◆ **Aufgabenstellung**:
A – Welche Tastatur kann man laut exAtomix im Forumsgespräch über Tastatur-Switches im MM testen?
B – Knüpfe bitte an das Ende des Forumsgesprächs über Tastatur-Switches an und schreib es weiter.

Ich find die Roten geil 
Doubletapping geht sehr gut, auch zum Schreiben ganz angenehm und ich liebe einfach den niedrigen Druck


----------



## addicTix (28. September 2014)

exAtomix schrieb:


> Mhhh
> Weiss nicht ob ich die roten oder braunen switches bei der Func Tastatur nehmen soll


 
Zum Saturn oder Media Markt fahren und Probetippen.
Ich selbst liebe MX-Blue, und da können die im Ts noch so rumheulen, dass sie zu laut wäre: Da schei* ich drauf, ich liebe die Switches einfach.
Eignen sich super zum schreiben und zum spielen, sei es ein MMORPG oder ein Shooter oder was auch immer, sind sie auch einfach nur toll


----------



## exAtomix (29. September 2014)

Bei uns im MM kann man nur die Razer Blackwidow testen. :/


----------



## ich111 (29. September 2014)

Gibt garantiert noch ein paar andere Läden, die evtl was da haben. KM hatte bei mir wie gesagt ein Sampler Board da...


----------



## JackA (29. September 2014)

sagt ihr so leicht, bei uns gibt es auch nur einen MM der mit Glück die Black Widow ausgestellt hat, mehr nicht, ansonsten muss ich 50km nach Österreich fahren, für den nächsten Fachmarkt.

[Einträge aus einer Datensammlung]
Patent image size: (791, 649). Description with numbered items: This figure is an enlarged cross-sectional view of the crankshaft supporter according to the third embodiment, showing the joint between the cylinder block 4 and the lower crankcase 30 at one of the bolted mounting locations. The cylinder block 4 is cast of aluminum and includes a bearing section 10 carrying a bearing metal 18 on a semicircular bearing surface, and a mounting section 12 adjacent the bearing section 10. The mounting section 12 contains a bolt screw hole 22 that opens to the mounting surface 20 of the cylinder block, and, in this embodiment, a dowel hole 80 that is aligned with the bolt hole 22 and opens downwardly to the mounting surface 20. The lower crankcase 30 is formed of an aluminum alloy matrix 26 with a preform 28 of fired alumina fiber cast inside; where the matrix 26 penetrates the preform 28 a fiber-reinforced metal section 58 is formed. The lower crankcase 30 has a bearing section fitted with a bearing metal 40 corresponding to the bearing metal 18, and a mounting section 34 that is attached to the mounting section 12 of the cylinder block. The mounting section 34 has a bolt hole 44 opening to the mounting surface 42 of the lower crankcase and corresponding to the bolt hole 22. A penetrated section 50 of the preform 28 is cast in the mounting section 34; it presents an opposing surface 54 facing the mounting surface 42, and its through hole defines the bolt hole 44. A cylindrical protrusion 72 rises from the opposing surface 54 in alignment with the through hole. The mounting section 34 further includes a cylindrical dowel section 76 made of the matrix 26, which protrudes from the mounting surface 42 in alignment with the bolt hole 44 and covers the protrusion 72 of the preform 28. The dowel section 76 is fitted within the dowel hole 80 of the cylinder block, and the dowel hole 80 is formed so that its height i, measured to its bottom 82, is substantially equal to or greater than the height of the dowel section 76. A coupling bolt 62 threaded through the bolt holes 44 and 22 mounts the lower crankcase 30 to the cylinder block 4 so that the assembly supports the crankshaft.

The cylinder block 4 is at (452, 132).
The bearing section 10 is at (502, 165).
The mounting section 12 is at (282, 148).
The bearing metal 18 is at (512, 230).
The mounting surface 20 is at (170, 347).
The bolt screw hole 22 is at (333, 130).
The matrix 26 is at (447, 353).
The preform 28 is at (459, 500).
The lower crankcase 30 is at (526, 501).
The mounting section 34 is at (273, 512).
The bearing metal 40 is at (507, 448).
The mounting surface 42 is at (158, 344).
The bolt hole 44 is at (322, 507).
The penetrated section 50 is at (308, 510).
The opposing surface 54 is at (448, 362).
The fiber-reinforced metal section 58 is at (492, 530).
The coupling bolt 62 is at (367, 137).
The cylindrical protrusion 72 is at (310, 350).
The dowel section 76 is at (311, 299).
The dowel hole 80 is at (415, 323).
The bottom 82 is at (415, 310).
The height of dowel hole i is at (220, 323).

◆ **Lösungen**:
A – Nur die Razer Blackwidow.

B –
@exAtomix: Kann die Quickfire TK nur empfehlen. Vermissen tust du auch nichts, wenn du den Numblock mal benötigst, switcht du einfach um, der ist ja gesondert aktivierbar. Auch sind die Stabis bei den größeren Tastenkappen bei der Quickfire die besseren. Beispiel Func mit klappernden Metallbügel <-> Beispiel CM Storm mit nicht klappernden Cherry Stabis


----------



## exAtomix (1. Oktober 2014)

Tech-Review.de » Artikel » Reviews » Func KB-460 - mechanische Tastatur im Test

Bei andere Tastaturen ist die Pollingrate immer 1000MHz .
Wie ist das bei dieser finde keine Angaben bis auf diesen Link?
Wenn möchte ich eine sehr schnelle Gaming-Tastatur.


----------



## Joker_54 (2. Oktober 2014)

Den Unterschied zw 500MHz und 1000Mhz zu merken bezweifle ich mal sehr stark.

Ich würde eher nach Preis/Ausstattung und Ergonomie gehen, als nach solchen Angaben.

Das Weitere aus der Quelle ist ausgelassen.